◆ **Records shown**:
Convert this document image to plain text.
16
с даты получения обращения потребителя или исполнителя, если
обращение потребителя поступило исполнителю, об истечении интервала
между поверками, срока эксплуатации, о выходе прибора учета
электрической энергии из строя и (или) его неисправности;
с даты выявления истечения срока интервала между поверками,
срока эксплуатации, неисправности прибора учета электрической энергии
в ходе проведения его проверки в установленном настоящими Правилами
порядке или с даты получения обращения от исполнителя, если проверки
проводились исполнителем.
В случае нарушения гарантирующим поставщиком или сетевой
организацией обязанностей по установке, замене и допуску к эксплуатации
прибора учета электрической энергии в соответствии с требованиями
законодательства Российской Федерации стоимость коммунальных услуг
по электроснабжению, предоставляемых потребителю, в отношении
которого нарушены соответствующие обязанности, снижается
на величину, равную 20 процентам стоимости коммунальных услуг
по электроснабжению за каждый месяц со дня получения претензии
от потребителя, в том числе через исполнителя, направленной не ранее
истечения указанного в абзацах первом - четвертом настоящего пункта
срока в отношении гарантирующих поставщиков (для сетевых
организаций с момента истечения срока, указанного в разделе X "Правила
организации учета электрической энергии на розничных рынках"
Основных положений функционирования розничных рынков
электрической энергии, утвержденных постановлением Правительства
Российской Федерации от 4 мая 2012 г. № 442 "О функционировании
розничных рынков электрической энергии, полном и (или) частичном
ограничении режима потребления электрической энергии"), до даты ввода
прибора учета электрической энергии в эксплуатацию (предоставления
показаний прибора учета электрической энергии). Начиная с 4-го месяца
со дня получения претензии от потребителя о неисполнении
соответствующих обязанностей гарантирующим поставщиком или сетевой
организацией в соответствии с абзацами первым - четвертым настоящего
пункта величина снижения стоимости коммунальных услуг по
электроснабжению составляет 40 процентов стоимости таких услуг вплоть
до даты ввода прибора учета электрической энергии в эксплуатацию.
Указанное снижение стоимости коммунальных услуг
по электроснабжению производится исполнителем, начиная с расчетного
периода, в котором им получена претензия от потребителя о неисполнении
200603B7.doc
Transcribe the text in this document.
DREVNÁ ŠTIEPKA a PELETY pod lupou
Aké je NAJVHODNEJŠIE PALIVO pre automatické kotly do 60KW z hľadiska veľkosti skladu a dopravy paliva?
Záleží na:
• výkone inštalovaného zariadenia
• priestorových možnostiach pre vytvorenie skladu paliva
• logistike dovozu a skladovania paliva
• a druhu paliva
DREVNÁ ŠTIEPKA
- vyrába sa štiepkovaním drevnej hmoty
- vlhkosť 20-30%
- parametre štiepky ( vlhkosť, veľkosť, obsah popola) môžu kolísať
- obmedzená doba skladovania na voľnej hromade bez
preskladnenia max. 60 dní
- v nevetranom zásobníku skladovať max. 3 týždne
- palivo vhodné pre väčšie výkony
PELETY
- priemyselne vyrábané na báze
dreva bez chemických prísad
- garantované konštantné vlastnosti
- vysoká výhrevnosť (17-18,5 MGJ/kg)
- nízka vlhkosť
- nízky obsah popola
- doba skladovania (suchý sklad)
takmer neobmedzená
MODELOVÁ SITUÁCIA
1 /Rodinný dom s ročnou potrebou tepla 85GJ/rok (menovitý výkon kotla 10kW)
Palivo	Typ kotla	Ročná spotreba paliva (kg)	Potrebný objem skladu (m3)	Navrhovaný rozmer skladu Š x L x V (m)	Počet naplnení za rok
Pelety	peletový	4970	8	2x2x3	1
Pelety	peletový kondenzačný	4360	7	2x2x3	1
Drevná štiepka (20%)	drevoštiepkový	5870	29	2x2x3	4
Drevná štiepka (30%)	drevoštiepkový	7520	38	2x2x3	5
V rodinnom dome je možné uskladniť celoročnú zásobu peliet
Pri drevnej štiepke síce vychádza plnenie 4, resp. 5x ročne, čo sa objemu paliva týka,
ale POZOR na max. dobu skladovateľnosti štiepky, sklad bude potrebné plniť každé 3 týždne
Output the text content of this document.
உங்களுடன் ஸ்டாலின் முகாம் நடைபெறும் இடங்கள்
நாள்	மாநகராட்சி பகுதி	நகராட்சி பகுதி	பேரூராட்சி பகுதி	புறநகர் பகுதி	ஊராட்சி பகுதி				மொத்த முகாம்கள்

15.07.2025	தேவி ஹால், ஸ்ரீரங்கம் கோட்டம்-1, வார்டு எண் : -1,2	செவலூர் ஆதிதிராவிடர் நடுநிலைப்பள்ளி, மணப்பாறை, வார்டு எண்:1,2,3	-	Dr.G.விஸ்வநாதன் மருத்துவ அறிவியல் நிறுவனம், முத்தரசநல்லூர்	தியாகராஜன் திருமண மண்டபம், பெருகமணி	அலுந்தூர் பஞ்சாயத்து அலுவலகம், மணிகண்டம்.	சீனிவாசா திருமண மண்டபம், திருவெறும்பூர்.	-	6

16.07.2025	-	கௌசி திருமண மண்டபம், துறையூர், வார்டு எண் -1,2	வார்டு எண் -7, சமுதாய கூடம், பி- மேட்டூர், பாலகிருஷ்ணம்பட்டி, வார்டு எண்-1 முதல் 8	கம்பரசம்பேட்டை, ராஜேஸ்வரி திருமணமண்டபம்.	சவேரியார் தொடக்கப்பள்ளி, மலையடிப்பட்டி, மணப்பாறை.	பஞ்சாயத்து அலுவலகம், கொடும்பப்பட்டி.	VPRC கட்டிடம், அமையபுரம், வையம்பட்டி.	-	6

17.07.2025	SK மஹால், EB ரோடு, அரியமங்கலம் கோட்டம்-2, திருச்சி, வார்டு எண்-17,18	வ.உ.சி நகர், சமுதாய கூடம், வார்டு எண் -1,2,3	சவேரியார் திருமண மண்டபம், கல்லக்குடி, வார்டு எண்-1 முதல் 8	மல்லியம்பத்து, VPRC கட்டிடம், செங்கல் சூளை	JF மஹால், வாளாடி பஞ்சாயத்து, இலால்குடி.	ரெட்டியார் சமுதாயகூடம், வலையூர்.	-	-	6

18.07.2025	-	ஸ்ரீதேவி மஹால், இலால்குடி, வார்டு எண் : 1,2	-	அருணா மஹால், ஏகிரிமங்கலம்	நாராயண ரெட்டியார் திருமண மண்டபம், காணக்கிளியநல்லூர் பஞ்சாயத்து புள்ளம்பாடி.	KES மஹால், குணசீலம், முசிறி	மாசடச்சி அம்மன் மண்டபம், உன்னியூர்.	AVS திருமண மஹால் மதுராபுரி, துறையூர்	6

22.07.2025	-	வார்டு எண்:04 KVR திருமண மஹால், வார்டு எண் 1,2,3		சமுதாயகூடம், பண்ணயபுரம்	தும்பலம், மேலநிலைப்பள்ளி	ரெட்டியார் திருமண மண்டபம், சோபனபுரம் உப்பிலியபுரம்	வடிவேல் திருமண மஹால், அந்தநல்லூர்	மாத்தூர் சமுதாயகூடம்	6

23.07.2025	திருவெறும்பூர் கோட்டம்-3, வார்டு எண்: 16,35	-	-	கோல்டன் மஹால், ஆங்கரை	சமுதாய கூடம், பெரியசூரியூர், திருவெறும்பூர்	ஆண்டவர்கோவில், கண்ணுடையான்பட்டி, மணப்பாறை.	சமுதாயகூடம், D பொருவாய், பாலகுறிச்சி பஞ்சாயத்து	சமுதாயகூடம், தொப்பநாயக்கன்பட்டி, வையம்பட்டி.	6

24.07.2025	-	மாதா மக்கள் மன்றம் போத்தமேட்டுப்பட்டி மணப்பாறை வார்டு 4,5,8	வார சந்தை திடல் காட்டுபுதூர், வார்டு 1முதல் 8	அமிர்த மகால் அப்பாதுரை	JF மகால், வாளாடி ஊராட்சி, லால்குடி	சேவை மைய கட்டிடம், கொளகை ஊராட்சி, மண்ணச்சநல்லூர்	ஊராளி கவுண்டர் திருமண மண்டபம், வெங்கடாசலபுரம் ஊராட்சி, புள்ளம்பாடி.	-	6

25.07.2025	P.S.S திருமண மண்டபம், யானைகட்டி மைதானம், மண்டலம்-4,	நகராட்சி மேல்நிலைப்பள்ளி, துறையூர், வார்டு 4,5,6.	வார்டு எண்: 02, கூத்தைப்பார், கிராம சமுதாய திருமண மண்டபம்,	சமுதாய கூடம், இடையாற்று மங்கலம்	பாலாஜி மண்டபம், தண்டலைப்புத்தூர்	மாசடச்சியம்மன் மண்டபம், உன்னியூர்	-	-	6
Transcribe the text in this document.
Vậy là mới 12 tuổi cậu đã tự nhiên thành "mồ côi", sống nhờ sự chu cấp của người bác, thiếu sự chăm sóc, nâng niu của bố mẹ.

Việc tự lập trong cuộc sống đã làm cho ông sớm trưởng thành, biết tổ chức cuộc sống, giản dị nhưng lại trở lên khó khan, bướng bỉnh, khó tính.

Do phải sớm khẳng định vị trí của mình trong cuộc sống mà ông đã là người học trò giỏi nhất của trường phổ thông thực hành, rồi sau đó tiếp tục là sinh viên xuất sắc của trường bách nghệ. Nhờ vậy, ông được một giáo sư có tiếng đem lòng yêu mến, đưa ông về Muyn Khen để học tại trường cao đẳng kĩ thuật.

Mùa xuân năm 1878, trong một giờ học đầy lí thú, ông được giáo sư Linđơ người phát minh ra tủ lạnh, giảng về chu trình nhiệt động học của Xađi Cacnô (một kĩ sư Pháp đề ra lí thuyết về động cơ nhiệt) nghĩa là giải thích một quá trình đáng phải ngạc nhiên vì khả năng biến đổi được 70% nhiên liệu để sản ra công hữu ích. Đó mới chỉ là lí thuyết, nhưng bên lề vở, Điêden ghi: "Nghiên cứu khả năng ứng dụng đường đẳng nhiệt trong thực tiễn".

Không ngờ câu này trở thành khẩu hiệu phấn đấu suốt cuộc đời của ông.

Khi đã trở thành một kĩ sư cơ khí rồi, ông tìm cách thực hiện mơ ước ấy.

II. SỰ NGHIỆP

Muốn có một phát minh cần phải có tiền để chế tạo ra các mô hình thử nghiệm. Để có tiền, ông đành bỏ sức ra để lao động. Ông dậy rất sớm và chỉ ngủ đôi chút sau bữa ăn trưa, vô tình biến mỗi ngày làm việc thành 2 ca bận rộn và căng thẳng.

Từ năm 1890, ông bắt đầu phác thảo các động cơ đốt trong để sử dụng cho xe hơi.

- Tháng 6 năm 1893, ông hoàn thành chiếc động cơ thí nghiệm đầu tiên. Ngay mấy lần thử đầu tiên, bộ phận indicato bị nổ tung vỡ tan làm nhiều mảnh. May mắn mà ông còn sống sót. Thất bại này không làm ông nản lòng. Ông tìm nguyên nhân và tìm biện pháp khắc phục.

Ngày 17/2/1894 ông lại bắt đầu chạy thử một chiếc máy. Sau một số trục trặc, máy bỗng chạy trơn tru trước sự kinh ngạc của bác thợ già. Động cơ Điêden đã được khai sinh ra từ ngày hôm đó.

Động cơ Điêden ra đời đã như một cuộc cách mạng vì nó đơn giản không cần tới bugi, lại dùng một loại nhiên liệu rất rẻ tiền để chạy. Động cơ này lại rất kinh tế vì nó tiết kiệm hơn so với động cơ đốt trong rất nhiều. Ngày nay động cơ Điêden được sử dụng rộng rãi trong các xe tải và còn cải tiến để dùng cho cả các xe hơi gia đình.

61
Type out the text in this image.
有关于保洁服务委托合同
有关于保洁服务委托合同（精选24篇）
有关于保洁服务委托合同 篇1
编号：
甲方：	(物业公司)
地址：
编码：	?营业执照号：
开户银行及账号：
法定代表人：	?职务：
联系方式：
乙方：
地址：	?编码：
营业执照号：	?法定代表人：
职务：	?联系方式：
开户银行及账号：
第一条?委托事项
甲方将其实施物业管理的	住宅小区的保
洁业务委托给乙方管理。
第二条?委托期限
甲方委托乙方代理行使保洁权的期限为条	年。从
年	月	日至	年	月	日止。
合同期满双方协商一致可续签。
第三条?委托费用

◆ **What is required**: Write out exactly the lines from the line holding "Type out the text in this image." through the last line of the data, and nothing besides those lines.

◆ **Output below**:
Type out the text in this image.
有关于保洁服务委托合同
有关于保洁服务委托合同（精选24篇）
有关于保洁服务委托合同 篇1
编号：
甲方：	(物业公司)
地址：
编码：	?营业执照号：
开户银行及账号：
法定代表人：	?职务：
联系方式：
乙方：
地址：	?编码：
营业执照号：	?法定代表人：
职务：	?联系方式：
开户银行及账号：
第一条?委托事项
甲方将其实施物业管理的	住宅小区的保
洁业务委托给乙方管理。
第二条?委托期限
甲方委托乙方代理行使保洁权的期限为条	年。从
年	月	日至	年	月	日止。
合同期满双方协商一致可续签。
第三条?委托费用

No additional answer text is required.